— start of DATASET CONTENT —
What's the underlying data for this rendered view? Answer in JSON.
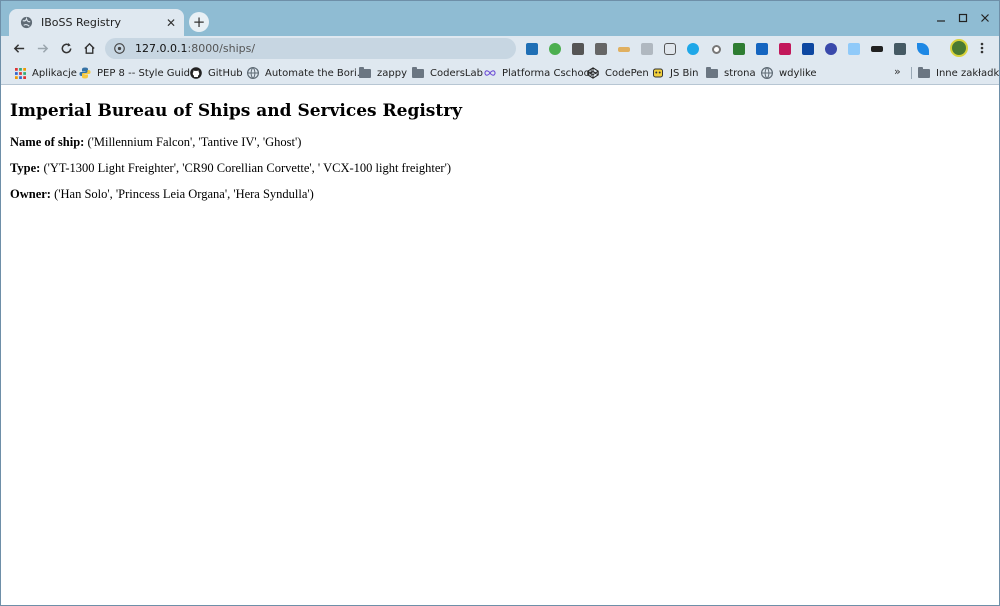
{
  "browser": {
    "tab": {
      "title": "IBoSS Registry"
    },
    "url": {
      "host": "127.0.0.1",
      "rest": ":8000/ships/"
    },
    "bookmarks": [
      {
        "label": "Aplikacje",
        "icon": "apps-grid-icon"
      },
      {
        "label": "PEP 8 -- Style Guid...",
        "icon": "python-icon"
      },
      {
        "label": "GitHub",
        "icon": "github-icon"
      },
      {
        "label": "Automate the Bori...",
        "icon": "globe-icon"
      },
      {
        "label": "zappy",
        "icon": "folder-icon"
      },
      {
        "label": "CodersLab",
        "icon": "folder-icon"
      },
      {
        "label": "Platforma Cschool",
        "icon": "infinity-icon"
      },
      {
        "label": "CodePen",
        "icon": "codepen-icon"
      },
      {
        "label": "JS Bin",
        "icon": "jsbin-icon"
      },
      {
        "label": "strona",
        "icon": "folder-icon"
      },
      {
        "label": "wdylike",
        "icon": "globe-icon"
      }
    ],
    "bookmarks_more": "»",
    "other_bookmarks": "Inne zakładki"
  },
  "page": {
    "heading": "Imperial Bureau of Ships and Services Registry",
    "rows": [
      {
        "label": "Name of ship:",
        "value": " ('Millennium Falcon', 'Tantive IV', 'Ghost')"
      },
      {
        "label": "Type:",
        "value": " ('YT-1300 Light Freighter', 'CR90 Corellian Corvette', ' VCX-100 light freighter')"
      },
      {
        "label": "Owner:",
        "value": " ('Han Solo', 'Princess Leia Organa', 'Hera Syndulla')"
      }
    ]
  },
  "colors": {
    "tab_strip": "#8fbcd3",
    "toolbar": "#dfe8f0",
    "omnibox": "#c7d6e2"
  }
}
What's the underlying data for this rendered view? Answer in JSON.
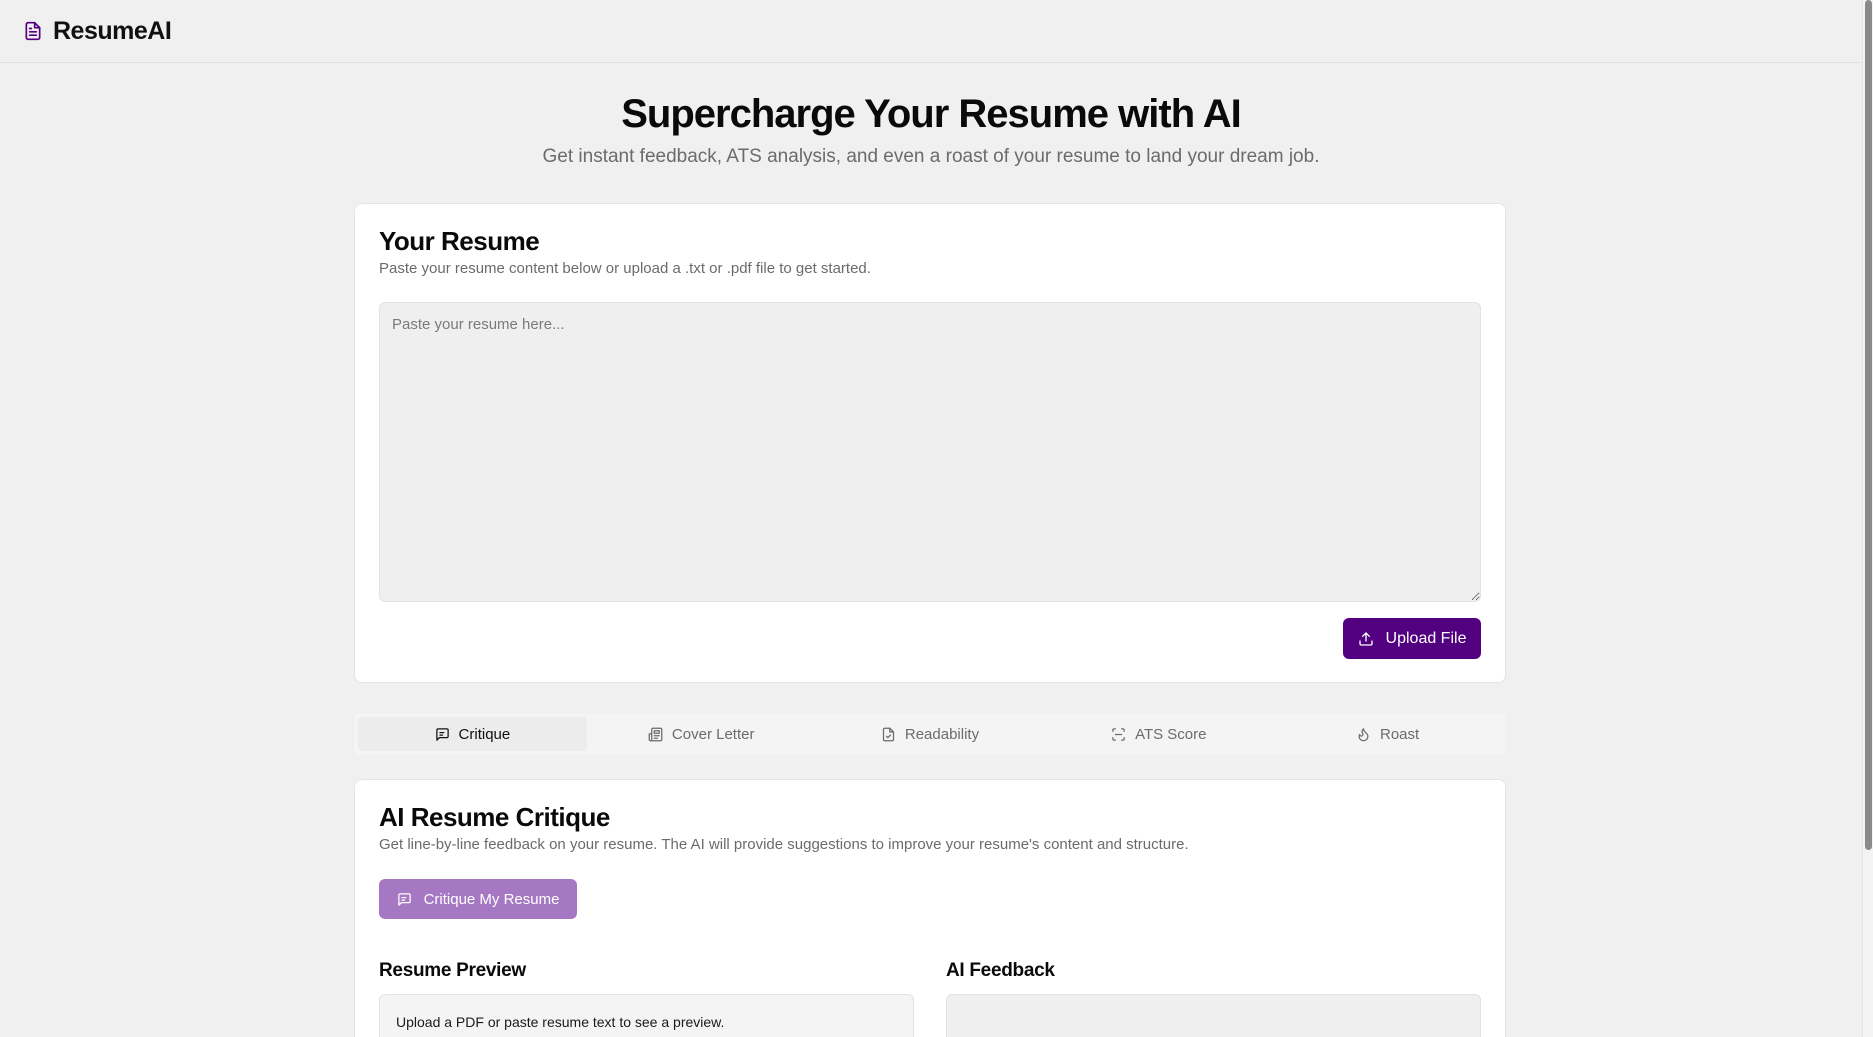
{
  "brand": {
    "name": "ResumeAI",
    "icon": "file-text-icon",
    "accent": "#52007f"
  },
  "hero": {
    "title": "Supercharge Your Resume with AI",
    "subtitle": "Get instant feedback, ATS analysis, and even a roast of your resume to land your dream job."
  },
  "resume_card": {
    "title": "Your Resume",
    "description": "Paste your resume content below or upload a .txt or .pdf file to get started.",
    "textarea_placeholder": "Paste your resume here...",
    "textarea_value": "",
    "upload_label": "Upload File",
    "upload_icon": "upload-icon"
  },
  "tabs": [
    {
      "label": "Critique",
      "icon": "message-square-icon",
      "active": true
    },
    {
      "label": "Cover Letter",
      "icon": "newspaper-icon",
      "active": false
    },
    {
      "label": "Readability",
      "icon": "file-check-icon",
      "active": false
    },
    {
      "label": "ATS Score",
      "icon": "scan-icon",
      "active": false
    },
    {
      "label": "Roast",
      "icon": "flame-icon",
      "active": false
    }
  ],
  "critique_card": {
    "title": "AI Resume Critique",
    "description": "Get line-by-line feedback on your resume. The AI will provide suggestions to improve your resume's content and structure.",
    "button_label": "Critique My Resume",
    "button_color": "#a678c4",
    "preview_title": "Resume Preview",
    "preview_text": "Upload a PDF or paste resume text to see a preview.",
    "feedback_title": "AI Feedback"
  }
}
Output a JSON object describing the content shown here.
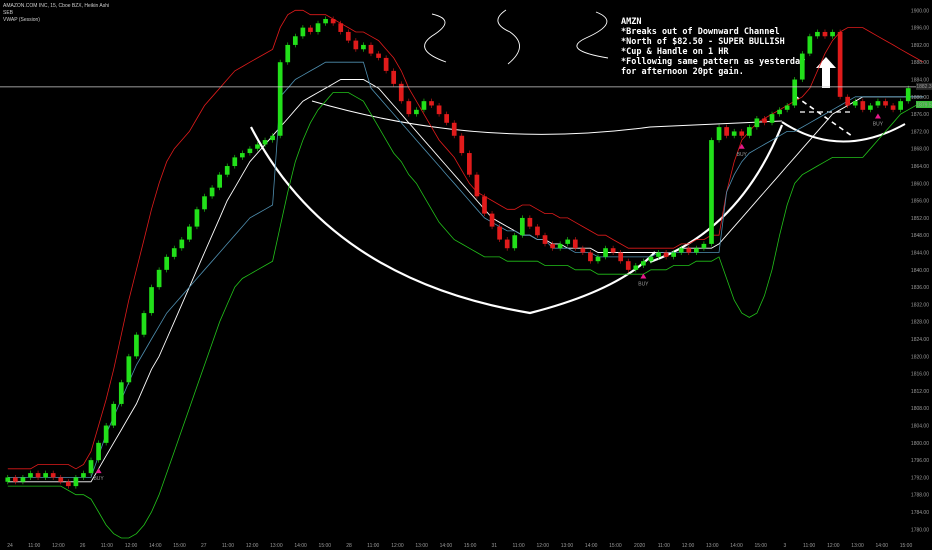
{
  "header": {
    "title": "AMAZON.COM INC, 15, Cboe BZX, Heikin Ashi",
    "study1": "SEB",
    "study2": "VWAP (Session)"
  },
  "annotation": {
    "lines": [
      "AMZN",
      "*Breaks out of Downward Channel",
      "*North of $82.50 - SUPER BULLISH",
      "*Cup & Handle on 1 HR",
      "*Following same pattern as yesterday",
      "for afternoon 20pt gain."
    ]
  },
  "colors": {
    "up": "#22e01a",
    "down": "#e01b1b",
    "upper_band": "#e01b1b",
    "lower_band": "#22c21a",
    "ma": "#ffffff",
    "vwap": "#4f8fb0",
    "buy_marker": "#e8198b",
    "price_tag": "#3bbd3b"
  },
  "chart_data": {
    "type": "candlestick",
    "title": "AMAZON.COM INC, 15, Cboe BZX, Heikin Ashi",
    "x_ticks": [
      "24",
      "11:00",
      "12:00",
      "26",
      "11:00",
      "12:00",
      "14:00",
      "15:00",
      "27",
      "11:00",
      "12:00",
      "13:00",
      "14:00",
      "15:00",
      "28",
      "11:00",
      "12:00",
      "13:00",
      "14:00",
      "15:00",
      "31",
      "11:00",
      "12:00",
      "13:00",
      "14:00",
      "15:00",
      "2020",
      "11:00",
      "12:00",
      "13:00",
      "14:00",
      "15:00",
      "3",
      "11:00",
      "12:00",
      "13:00",
      "14:00",
      "15:00"
    ],
    "y_ticks": [
      "1900.00",
      "1896.00",
      "1892.00",
      "1888.00",
      "1884.00",
      "1880.00",
      "1876.00",
      "1872.00",
      "1868.00",
      "1864.00",
      "1860.00",
      "1856.00",
      "1852.00",
      "1848.00",
      "1844.00",
      "1840.00",
      "1836.00",
      "1832.00",
      "1828.00",
      "1824.00",
      "1820.00",
      "1816.00",
      "1812.00",
      "1808.00",
      "1804.00",
      "1800.00",
      "1796.00",
      "1792.00",
      "1788.00",
      "1784.00",
      "1780.00"
    ],
    "y_range": [
      1778,
      1901
    ],
    "price_labels": [
      "1882.3",
      "1879.5"
    ],
    "horizontal_line": 1882.3,
    "buy_labels": [
      "BUY",
      "BUY",
      "BUY",
      "BUY"
    ],
    "candles": [
      [
        1791,
        1792
      ],
      [
        1792,
        1791
      ],
      [
        1791,
        1792
      ],
      [
        1792,
        1793
      ],
      [
        1793,
        1792
      ],
      [
        1792,
        1793
      ],
      [
        1793,
        1792
      ],
      [
        1792,
        1791
      ],
      [
        1791,
        1790
      ],
      [
        1790,
        1792
      ],
      [
        1792,
        1793
      ],
      [
        1793,
        1796
      ],
      [
        1796,
        1800
      ],
      [
        1800,
        1804
      ],
      [
        1804,
        1809
      ],
      [
        1809,
        1814
      ],
      [
        1814,
        1820
      ],
      [
        1820,
        1825
      ],
      [
        1825,
        1830
      ],
      [
        1830,
        1836
      ],
      [
        1836,
        1840
      ],
      [
        1840,
        1843
      ],
      [
        1843,
        1845
      ],
      [
        1845,
        1847
      ],
      [
        1847,
        1850
      ],
      [
        1850,
        1854
      ],
      [
        1854,
        1857
      ],
      [
        1857,
        1859
      ],
      [
        1859,
        1862
      ],
      [
        1862,
        1864
      ],
      [
        1864,
        1866
      ],
      [
        1866,
        1867
      ],
      [
        1867,
        1868
      ],
      [
        1868,
        1869
      ],
      [
        1869,
        1870
      ],
      [
        1870,
        1871
      ],
      [
        1871,
        1888
      ],
      [
        1888,
        1892
      ],
      [
        1892,
        1894
      ],
      [
        1894,
        1896
      ],
      [
        1896,
        1895
      ],
      [
        1895,
        1897
      ],
      [
        1897,
        1898
      ],
      [
        1898,
        1897
      ],
      [
        1897,
        1895
      ],
      [
        1895,
        1893
      ],
      [
        1893,
        1891
      ],
      [
        1891,
        1892
      ],
      [
        1892,
        1890
      ],
      [
        1890,
        1889
      ],
      [
        1889,
        1886
      ],
      [
        1886,
        1883
      ],
      [
        1883,
        1879
      ],
      [
        1879,
        1876
      ],
      [
        1876,
        1877
      ],
      [
        1877,
        1879
      ],
      [
        1879,
        1878
      ],
      [
        1878,
        1876
      ],
      [
        1876,
        1874
      ],
      [
        1874,
        1871
      ],
      [
        1871,
        1867
      ],
      [
        1867,
        1862
      ],
      [
        1862,
        1857
      ],
      [
        1857,
        1853
      ],
      [
        1853,
        1850
      ],
      [
        1850,
        1847
      ],
      [
        1847,
        1845
      ],
      [
        1845,
        1848
      ],
      [
        1848,
        1852
      ],
      [
        1852,
        1850
      ],
      [
        1850,
        1848
      ],
      [
        1848,
        1846
      ],
      [
        1846,
        1845
      ],
      [
        1845,
        1846
      ],
      [
        1846,
        1847
      ],
      [
        1847,
        1845
      ],
      [
        1845,
        1844
      ],
      [
        1844,
        1842
      ],
      [
        1842,
        1843
      ],
      [
        1843,
        1845
      ],
      [
        1845,
        1844
      ],
      [
        1844,
        1842
      ],
      [
        1842,
        1840
      ],
      [
        1840,
        1841
      ],
      [
        1841,
        1842
      ],
      [
        1842,
        1843
      ],
      [
        1843,
        1844
      ],
      [
        1844,
        1843
      ],
      [
        1843,
        1844
      ],
      [
        1844,
        1845
      ],
      [
        1845,
        1844
      ],
      [
        1844,
        1845
      ],
      [
        1845,
        1846
      ],
      [
        1846,
        1870
      ],
      [
        1870,
        1873
      ],
      [
        1873,
        1871
      ],
      [
        1871,
        1872
      ],
      [
        1872,
        1871
      ],
      [
        1871,
        1873
      ],
      [
        1873,
        1875
      ],
      [
        1875,
        1874
      ],
      [
        1874,
        1876
      ],
      [
        1876,
        1877
      ],
      [
        1877,
        1878
      ],
      [
        1878,
        1884
      ],
      [
        1884,
        1890
      ],
      [
        1890,
        1894
      ],
      [
        1894,
        1895
      ],
      [
        1895,
        1894
      ],
      [
        1894,
        1895
      ],
      [
        1895,
        1880
      ],
      [
        1880,
        1878
      ],
      [
        1878,
        1879
      ],
      [
        1879,
        1877
      ],
      [
        1877,
        1878
      ],
      [
        1878,
        1879
      ],
      [
        1879,
        1878
      ],
      [
        1878,
        1877
      ],
      [
        1877,
        1879
      ],
      [
        1879,
        1882
      ]
    ],
    "buy_signals": [
      12,
      84,
      97,
      115
    ],
    "series": [
      {
        "role": "upper_band",
        "values": [
          1794,
          1794,
          1794,
          1794,
          1795,
          1795,
          1795,
          1795,
          1795,
          1794,
          1795,
          1798,
          1804,
          1810,
          1817,
          1825,
          1833,
          1840,
          1847,
          1854,
          1860,
          1865,
          1868,
          1870,
          1872,
          1875,
          1878,
          1880,
          1882,
          1884,
          1886,
          1887,
          1888,
          1889,
          1890,
          1891,
          1896,
          1899,
          1900,
          1900,
          1899,
          1899,
          1899,
          1898,
          1897,
          1896,
          1895,
          1895,
          1894,
          1893,
          1891,
          1889,
          1886,
          1882,
          1879,
          1876,
          1873,
          1870,
          1868,
          1866,
          1863,
          1860,
          1858,
          1857,
          1856,
          1855,
          1854,
          1854,
          1855,
          1855,
          1854,
          1853,
          1853,
          1852,
          1852,
          1851,
          1850,
          1849,
          1848,
          1848,
          1847,
          1846,
          1845,
          1845,
          1845,
          1845,
          1845,
          1845,
          1845,
          1846,
          1846,
          1847,
          1847,
          1848,
          1848,
          1858,
          1865,
          1870,
          1872,
          1874,
          1875,
          1876,
          1877,
          1878,
          1879,
          1880,
          1882,
          1886,
          1890,
          1893,
          1895,
          1896,
          1896,
          1896,
          1895,
          1894,
          1893,
          1892,
          1891,
          1890,
          1889,
          1888
        ]
      },
      {
        "role": "ma",
        "values": [
          1791,
          1791,
          1791,
          1791,
          1791,
          1791,
          1791,
          1791,
          1791,
          1791,
          1791,
          1791,
          1794,
          1797,
          1800,
          1803,
          1806,
          1809,
          1813,
          1817,
          1820,
          1824,
          1828,
          1832,
          1836,
          1840,
          1844,
          1848,
          1852,
          1856,
          1859,
          1862,
          1865,
          1867,
          1869,
          1871,
          1873,
          1875,
          1877,
          1879,
          1880,
          1881,
          1882,
          1883,
          1884,
          1884,
          1884,
          1884,
          1883,
          1882,
          1880,
          1878,
          1876,
          1874,
          1872,
          1870,
          1868,
          1866,
          1864,
          1862,
          1860,
          1858,
          1856,
          1854,
          1852,
          1851,
          1850,
          1849,
          1848,
          1848,
          1847,
          1847,
          1846,
          1846,
          1845,
          1845,
          1845,
          1845,
          1844,
          1844,
          1844,
          1844,
          1844,
          1844,
          1844,
          1844,
          1844,
          1844,
          1844,
          1845,
          1845,
          1845,
          1845,
          1845,
          1846,
          1848,
          1850,
          1852,
          1854,
          1856,
          1858,
          1860,
          1862,
          1864,
          1866,
          1868,
          1870,
          1872,
          1874,
          1876,
          1877,
          1878,
          1879,
          1880,
          1880,
          1880,
          1880,
          1880,
          1880,
          1880,
          1880,
          1880
        ]
      },
      {
        "role": "vwap",
        "values": [
          1792,
          1792,
          1792,
          1792,
          1792,
          1792,
          1792,
          1792,
          1792,
          1792,
          1792,
          1792,
          1797,
          1802,
          1806,
          1810,
          1814,
          1818,
          1821,
          1824,
          1827,
          1830,
          1832,
          1834,
          1836,
          1838,
          1840,
          1842,
          1844,
          1846,
          1848,
          1850,
          1852,
          1853,
          1854,
          1855,
          1880,
          1882,
          1884,
          1885,
          1886,
          1887,
          1888,
          1888,
          1888,
          1888,
          1888,
          1888,
          1882,
          1880,
          1878,
          1876,
          1874,
          1872,
          1870,
          1868,
          1866,
          1864,
          1862,
          1860,
          1858,
          1856,
          1854,
          1852,
          1851,
          1850,
          1849,
          1849,
          1848,
          1848,
          1847,
          1847,
          1845,
          1845,
          1845,
          1844,
          1844,
          1844,
          1843,
          1843,
          1843,
          1843,
          1843,
          1843,
          1843,
          1843,
          1844,
          1844,
          1844,
          1844,
          1844,
          1844,
          1844,
          1844,
          1844,
          1858,
          1862,
          1865,
          1867,
          1868,
          1869,
          1870,
          1871,
          1872,
          1872,
          1873,
          1874,
          1875,
          1876,
          1877,
          1878,
          1879,
          1880,
          1880,
          1880,
          1880,
          1880,
          1880,
          1880,
          1880,
          1880,
          1880
        ]
      },
      {
        "role": "lower_band",
        "values": [
          1790,
          1790,
          1790,
          1790,
          1790,
          1790,
          1790,
          1790,
          1789,
          1788,
          1788,
          1787,
          1784,
          1781,
          1779,
          1778,
          1778,
          1779,
          1781,
          1784,
          1788,
          1793,
          1798,
          1803,
          1808,
          1813,
          1818,
          1823,
          1828,
          1832,
          1836,
          1838,
          1839,
          1840,
          1841,
          1842,
          1850,
          1858,
          1865,
          1870,
          1874,
          1877,
          1879,
          1881,
          1881,
          1881,
          1880,
          1879,
          1876,
          1873,
          1870,
          1867,
          1865,
          1862,
          1860,
          1857,
          1854,
          1851,
          1849,
          1847,
          1846,
          1845,
          1844,
          1843,
          1843,
          1843,
          1842,
          1842,
          1842,
          1842,
          1842,
          1841,
          1841,
          1841,
          1841,
          1840,
          1840,
          1840,
          1839,
          1839,
          1839,
          1839,
          1839,
          1839,
          1839,
          1840,
          1840,
          1840,
          1841,
          1841,
          1841,
          1842,
          1842,
          1842,
          1843,
          1838,
          1833,
          1830,
          1829,
          1830,
          1834,
          1840,
          1848,
          1855,
          1860,
          1862,
          1863,
          1864,
          1865,
          1866,
          1866,
          1866,
          1866,
          1866,
          1868,
          1870,
          1872,
          1874,
          1876,
          1877,
          1878,
          1878
        ]
      }
    ],
    "legend": "none",
    "grid": false
  }
}
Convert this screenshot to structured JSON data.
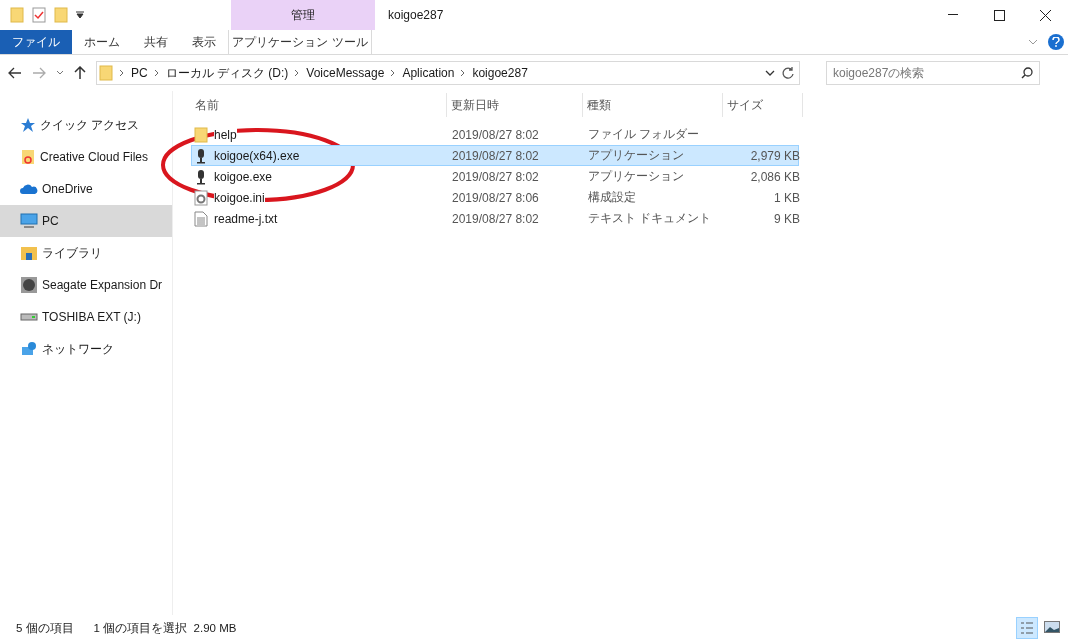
— end of DATASET CONTENT —
*WHAT TO WORK ON*. Locate the word "role" in the entries, and copy every line where it is found.

*RESULT FOR THIS TASK*.
        "role": "upper_band",
        "role": "ma",
        "role": "vwap",
        "role": "lower_band",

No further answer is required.